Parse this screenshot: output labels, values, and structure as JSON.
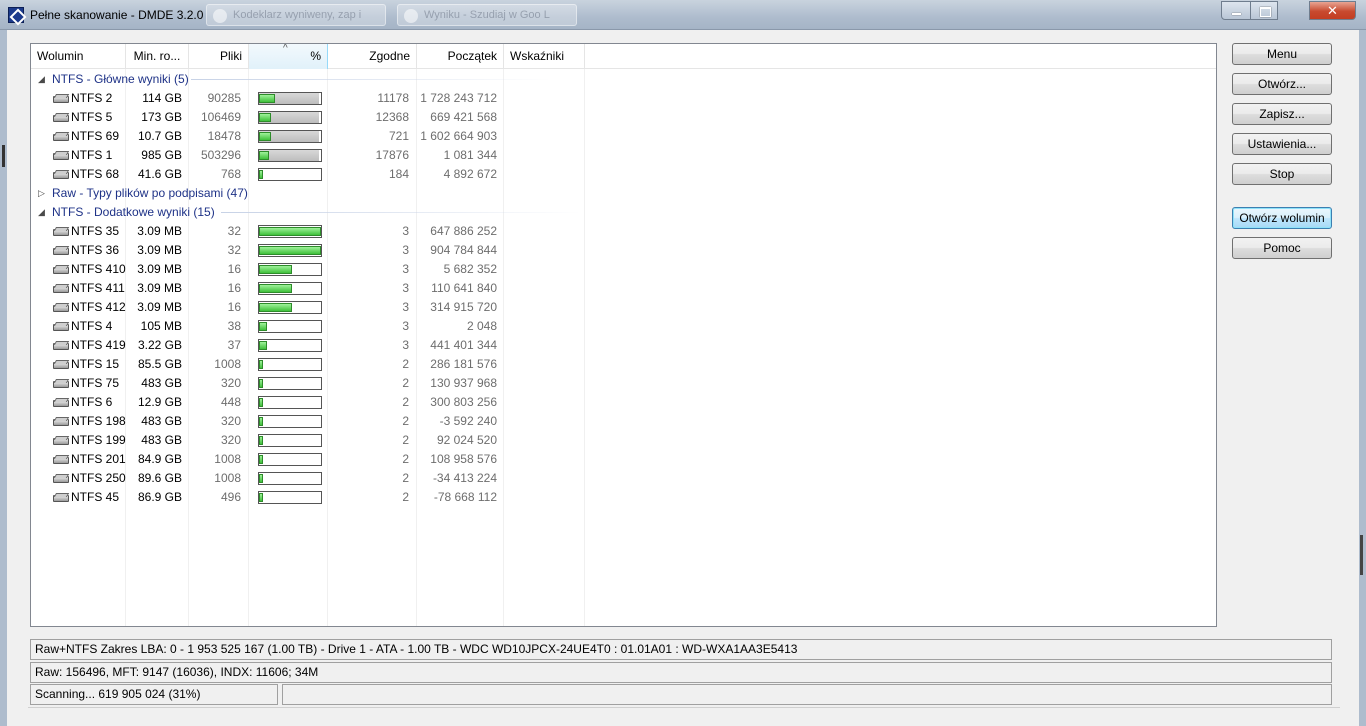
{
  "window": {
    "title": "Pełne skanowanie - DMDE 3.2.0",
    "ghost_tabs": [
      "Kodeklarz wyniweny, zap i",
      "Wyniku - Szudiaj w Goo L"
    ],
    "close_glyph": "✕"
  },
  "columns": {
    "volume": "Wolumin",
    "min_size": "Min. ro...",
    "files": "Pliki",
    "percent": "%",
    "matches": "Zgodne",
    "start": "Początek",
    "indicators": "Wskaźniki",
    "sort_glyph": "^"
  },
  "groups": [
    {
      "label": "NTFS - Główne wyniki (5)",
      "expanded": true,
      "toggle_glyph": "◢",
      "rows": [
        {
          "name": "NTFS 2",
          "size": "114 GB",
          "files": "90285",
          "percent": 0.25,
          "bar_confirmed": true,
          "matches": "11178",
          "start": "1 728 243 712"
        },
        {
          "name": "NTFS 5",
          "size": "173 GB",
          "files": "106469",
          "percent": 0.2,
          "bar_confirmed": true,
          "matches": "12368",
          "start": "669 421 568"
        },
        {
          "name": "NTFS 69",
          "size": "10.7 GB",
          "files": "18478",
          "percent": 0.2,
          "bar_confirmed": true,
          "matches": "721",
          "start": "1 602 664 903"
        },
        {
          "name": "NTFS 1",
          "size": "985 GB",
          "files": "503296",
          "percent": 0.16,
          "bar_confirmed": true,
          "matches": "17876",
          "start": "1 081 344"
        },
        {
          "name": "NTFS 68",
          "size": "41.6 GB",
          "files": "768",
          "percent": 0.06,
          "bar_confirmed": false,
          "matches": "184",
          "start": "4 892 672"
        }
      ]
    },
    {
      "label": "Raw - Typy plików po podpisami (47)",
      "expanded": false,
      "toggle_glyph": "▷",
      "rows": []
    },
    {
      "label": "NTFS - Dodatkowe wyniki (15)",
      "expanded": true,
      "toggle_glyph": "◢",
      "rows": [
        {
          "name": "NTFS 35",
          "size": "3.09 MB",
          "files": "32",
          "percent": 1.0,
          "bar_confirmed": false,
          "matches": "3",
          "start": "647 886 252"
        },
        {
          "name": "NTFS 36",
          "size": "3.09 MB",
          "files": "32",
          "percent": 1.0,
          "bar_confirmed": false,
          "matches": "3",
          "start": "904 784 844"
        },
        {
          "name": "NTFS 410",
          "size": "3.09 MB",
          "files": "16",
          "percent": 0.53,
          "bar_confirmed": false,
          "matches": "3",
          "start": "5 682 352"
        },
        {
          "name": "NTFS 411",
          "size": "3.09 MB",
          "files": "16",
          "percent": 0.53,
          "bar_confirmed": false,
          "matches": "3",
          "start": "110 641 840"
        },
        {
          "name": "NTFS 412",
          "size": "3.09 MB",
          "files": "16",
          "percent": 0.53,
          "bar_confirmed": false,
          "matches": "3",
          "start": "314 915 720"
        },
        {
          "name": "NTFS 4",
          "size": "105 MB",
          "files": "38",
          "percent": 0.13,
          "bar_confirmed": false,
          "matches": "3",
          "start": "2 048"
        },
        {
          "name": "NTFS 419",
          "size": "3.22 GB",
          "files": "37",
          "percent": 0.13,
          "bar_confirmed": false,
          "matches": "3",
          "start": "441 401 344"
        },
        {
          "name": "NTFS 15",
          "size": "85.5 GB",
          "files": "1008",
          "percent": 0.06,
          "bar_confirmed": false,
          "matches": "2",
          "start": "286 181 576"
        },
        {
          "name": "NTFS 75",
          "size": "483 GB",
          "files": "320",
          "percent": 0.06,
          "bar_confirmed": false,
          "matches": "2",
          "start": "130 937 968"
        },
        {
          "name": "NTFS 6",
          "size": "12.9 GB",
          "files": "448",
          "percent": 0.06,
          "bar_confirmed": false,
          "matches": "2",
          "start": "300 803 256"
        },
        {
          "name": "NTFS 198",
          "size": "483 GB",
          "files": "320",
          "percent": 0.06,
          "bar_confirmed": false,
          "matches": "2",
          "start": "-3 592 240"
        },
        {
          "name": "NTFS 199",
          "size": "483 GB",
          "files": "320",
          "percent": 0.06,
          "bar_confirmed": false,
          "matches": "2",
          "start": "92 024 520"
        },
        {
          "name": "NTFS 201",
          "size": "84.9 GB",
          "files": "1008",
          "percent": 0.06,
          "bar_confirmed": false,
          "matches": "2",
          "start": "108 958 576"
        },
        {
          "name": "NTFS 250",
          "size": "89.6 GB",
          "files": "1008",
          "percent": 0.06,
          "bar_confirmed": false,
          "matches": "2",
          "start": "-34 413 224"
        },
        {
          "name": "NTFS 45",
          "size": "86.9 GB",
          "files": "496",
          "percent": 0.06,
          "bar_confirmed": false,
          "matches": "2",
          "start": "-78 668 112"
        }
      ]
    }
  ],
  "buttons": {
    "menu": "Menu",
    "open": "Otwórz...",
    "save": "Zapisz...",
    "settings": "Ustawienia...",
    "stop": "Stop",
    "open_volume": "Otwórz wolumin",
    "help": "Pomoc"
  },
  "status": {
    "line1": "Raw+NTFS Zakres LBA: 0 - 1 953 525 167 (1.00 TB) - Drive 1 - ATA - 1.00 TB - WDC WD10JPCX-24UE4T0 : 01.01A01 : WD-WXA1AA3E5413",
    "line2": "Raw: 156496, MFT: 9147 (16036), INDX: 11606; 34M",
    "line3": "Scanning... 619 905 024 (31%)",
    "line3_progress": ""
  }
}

==

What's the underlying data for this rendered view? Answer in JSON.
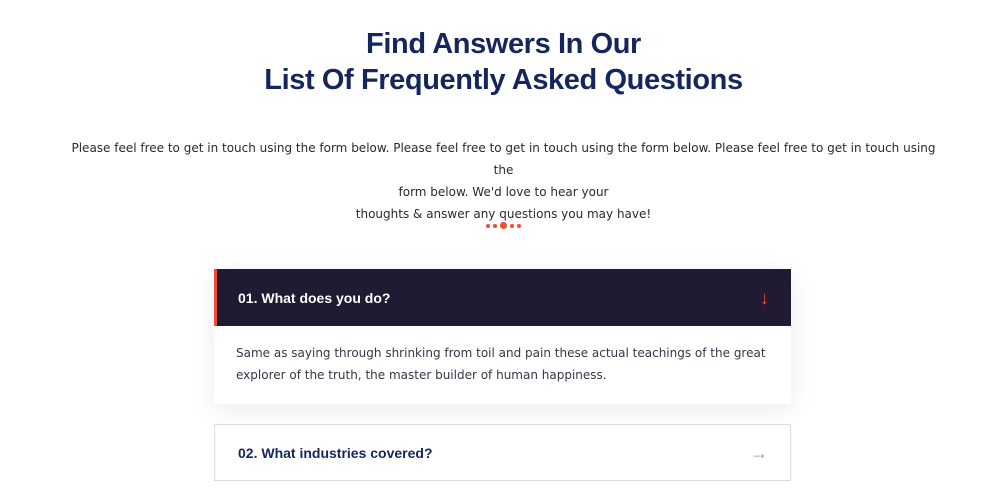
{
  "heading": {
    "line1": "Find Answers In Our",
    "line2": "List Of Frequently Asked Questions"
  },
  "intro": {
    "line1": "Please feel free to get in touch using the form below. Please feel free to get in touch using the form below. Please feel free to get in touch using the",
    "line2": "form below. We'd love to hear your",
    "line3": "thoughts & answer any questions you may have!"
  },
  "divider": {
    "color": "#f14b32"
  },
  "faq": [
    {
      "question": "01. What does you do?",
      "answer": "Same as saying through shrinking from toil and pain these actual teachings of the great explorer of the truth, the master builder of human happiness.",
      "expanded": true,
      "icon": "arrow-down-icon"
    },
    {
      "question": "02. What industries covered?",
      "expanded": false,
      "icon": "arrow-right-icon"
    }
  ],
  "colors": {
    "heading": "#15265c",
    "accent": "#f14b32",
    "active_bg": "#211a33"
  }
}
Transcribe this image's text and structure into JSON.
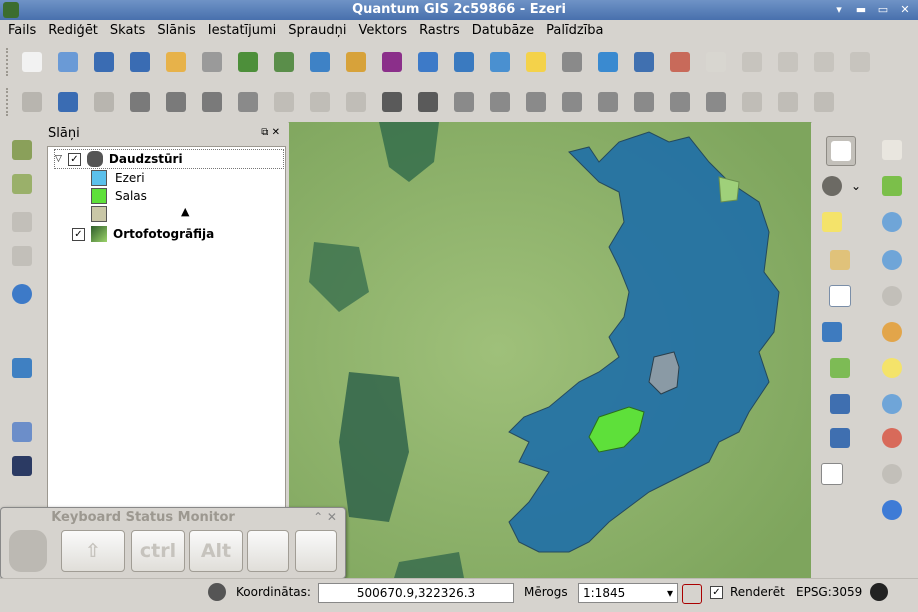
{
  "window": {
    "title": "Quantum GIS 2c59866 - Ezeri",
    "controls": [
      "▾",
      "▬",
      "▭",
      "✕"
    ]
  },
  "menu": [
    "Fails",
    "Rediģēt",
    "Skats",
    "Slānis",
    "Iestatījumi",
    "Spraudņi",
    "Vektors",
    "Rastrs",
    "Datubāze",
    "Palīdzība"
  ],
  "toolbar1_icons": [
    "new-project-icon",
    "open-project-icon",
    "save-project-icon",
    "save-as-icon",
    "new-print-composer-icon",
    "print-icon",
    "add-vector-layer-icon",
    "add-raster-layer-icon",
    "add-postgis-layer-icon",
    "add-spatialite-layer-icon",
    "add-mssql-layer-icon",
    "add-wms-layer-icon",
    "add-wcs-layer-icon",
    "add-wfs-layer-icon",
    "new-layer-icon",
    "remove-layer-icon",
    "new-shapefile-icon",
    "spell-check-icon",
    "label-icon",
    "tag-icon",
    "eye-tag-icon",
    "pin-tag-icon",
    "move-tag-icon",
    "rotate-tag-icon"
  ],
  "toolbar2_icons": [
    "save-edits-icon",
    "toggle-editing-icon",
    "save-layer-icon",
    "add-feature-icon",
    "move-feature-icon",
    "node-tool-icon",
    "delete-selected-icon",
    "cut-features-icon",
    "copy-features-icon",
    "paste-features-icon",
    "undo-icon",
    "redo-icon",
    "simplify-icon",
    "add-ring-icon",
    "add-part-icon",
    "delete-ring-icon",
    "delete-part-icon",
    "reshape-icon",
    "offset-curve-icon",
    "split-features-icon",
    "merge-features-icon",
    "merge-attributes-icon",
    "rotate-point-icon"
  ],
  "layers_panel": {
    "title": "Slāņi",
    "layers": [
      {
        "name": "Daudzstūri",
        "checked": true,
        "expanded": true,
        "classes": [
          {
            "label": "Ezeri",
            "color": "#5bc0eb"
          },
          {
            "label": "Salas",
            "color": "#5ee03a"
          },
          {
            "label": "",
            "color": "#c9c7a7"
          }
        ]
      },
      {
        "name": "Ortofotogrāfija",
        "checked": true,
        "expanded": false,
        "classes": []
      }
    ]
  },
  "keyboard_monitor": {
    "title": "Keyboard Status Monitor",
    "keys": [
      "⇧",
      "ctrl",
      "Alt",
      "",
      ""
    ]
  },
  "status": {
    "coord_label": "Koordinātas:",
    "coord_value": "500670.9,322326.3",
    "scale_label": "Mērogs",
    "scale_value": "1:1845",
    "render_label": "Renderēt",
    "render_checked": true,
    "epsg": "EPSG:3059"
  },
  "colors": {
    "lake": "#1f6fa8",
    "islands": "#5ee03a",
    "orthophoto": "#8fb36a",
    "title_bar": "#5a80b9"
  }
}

▶ [GIVEN INSTRUCTION]
Identify all lines in the records above with the word "structure".

▶ [RESPONSE TO THE EXERCISE]
Parse this screenshot: output labels, values, and structure as JSON.
Transcribe this image's text and structure into JSON.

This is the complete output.